§ **Task description**: For every line in the records that has the word "Show", make a copy.

Stored records
----------------

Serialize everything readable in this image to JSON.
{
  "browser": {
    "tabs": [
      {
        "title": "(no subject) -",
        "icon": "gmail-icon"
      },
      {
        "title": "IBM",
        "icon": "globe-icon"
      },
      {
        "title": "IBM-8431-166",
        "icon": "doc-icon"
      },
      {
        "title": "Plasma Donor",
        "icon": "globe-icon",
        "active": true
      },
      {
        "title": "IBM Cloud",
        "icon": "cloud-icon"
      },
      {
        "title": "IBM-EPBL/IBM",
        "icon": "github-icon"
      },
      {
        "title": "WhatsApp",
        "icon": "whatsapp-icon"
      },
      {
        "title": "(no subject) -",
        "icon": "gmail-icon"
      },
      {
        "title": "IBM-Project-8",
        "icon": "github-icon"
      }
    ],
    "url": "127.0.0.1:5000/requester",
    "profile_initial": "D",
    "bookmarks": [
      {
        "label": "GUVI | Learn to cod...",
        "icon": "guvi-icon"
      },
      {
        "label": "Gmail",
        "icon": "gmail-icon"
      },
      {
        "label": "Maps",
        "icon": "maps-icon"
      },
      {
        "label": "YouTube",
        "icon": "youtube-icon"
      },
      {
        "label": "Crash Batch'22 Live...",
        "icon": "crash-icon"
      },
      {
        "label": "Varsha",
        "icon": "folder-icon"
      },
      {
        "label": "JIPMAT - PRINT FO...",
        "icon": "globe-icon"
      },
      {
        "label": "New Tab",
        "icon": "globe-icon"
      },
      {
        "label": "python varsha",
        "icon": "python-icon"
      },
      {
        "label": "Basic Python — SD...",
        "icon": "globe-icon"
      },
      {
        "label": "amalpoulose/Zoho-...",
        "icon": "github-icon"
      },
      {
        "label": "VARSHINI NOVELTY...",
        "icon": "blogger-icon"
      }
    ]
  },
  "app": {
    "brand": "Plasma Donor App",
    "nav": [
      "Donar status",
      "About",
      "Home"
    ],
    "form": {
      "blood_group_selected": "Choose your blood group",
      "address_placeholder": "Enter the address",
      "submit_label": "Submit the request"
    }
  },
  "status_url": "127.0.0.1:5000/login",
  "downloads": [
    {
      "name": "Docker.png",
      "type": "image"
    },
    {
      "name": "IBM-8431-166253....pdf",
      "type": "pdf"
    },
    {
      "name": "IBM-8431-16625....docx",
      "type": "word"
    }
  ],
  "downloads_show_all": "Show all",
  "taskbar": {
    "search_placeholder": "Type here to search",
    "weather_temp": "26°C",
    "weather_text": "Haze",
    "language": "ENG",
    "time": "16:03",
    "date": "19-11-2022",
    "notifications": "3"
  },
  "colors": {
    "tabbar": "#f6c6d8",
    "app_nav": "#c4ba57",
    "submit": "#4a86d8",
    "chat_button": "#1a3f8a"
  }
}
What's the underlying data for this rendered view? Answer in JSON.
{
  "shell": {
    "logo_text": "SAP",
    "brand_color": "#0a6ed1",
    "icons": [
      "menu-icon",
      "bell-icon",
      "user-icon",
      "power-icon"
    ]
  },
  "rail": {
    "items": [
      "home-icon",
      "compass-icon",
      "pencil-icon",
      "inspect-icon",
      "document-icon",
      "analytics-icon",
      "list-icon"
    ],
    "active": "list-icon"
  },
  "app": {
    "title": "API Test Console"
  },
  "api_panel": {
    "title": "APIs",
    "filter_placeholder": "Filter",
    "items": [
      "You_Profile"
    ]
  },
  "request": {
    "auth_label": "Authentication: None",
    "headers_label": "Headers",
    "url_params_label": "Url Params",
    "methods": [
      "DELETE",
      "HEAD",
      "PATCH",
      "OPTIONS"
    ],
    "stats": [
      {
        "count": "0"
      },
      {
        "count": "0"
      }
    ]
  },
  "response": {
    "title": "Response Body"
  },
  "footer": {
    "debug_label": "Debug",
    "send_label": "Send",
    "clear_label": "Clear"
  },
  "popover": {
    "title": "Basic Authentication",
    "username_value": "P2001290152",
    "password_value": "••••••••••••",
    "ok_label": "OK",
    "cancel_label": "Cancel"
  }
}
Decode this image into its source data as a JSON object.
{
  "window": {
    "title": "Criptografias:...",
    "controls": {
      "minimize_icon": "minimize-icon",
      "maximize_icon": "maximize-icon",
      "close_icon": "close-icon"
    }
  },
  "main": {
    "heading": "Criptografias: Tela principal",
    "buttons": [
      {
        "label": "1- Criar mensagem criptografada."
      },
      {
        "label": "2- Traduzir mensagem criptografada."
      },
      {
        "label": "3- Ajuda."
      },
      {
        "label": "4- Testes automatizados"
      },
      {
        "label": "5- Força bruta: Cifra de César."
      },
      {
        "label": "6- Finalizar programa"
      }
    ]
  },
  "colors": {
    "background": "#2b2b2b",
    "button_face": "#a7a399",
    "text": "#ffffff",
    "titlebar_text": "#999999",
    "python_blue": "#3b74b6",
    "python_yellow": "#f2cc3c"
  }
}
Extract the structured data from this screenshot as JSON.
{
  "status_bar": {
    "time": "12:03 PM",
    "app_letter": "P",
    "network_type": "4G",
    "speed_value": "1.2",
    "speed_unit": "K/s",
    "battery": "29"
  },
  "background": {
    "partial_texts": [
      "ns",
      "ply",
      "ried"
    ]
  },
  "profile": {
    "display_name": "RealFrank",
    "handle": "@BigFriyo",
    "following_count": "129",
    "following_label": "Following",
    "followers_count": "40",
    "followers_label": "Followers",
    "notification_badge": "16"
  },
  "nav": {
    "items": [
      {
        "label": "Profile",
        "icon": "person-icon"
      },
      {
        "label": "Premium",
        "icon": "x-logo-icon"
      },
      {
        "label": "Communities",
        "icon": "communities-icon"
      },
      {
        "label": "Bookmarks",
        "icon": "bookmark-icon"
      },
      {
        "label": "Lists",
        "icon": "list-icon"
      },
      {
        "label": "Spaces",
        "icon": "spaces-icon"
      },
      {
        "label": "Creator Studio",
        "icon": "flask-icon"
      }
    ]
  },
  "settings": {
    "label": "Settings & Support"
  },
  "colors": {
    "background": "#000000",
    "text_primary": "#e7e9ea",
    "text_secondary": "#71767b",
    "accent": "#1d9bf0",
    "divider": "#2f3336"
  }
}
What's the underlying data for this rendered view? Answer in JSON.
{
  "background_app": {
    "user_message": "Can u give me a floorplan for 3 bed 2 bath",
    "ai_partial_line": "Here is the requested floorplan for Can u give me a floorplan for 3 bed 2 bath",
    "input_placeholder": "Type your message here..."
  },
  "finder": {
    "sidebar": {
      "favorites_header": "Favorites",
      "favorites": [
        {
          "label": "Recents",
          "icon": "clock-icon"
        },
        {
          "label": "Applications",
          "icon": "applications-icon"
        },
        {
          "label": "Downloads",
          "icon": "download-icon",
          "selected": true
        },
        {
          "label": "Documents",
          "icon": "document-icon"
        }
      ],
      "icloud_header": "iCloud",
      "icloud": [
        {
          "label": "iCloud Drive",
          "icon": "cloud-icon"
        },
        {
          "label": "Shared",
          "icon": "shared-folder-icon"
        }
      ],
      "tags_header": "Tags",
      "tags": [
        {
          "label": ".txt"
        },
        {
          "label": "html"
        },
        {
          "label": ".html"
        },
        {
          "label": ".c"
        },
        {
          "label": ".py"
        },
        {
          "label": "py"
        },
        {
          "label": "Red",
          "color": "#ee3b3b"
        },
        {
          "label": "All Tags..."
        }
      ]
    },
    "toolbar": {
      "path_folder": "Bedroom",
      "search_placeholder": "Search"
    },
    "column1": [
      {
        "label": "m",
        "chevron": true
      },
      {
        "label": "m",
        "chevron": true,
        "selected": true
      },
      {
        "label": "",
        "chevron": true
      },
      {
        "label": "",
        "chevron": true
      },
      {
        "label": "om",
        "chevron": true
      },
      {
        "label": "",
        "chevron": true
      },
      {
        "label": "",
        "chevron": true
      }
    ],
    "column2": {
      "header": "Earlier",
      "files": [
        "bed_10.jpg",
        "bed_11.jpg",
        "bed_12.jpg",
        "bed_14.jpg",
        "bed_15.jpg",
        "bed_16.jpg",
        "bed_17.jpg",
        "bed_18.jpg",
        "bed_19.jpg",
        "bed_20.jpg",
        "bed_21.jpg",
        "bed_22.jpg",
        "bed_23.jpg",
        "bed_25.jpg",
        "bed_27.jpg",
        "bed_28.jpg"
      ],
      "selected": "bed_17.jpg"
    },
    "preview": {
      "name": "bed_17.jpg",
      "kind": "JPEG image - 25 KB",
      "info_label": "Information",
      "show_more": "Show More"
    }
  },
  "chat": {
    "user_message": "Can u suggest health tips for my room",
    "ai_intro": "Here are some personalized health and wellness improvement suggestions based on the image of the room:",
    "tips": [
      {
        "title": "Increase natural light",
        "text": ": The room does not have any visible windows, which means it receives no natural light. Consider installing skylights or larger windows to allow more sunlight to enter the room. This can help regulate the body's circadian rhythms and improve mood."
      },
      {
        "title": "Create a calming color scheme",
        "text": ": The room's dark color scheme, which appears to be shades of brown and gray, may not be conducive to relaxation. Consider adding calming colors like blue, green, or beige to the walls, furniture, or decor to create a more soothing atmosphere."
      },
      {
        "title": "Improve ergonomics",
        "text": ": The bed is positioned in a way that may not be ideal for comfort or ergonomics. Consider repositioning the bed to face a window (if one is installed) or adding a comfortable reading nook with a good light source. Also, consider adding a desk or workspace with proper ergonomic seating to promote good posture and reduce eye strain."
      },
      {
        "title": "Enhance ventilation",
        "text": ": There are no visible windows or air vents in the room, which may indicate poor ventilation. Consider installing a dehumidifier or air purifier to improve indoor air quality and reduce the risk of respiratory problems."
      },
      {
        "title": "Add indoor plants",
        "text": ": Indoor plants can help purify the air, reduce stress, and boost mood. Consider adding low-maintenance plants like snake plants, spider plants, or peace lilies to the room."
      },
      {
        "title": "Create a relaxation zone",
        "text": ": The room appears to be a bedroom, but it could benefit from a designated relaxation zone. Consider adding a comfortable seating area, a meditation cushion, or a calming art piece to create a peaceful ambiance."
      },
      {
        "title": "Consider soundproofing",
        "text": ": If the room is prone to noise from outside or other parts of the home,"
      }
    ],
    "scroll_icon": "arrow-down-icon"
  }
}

----------------

§ **Solution to this task**:
  "downloads_show_all": "Show all",
      "show_more": "Show More"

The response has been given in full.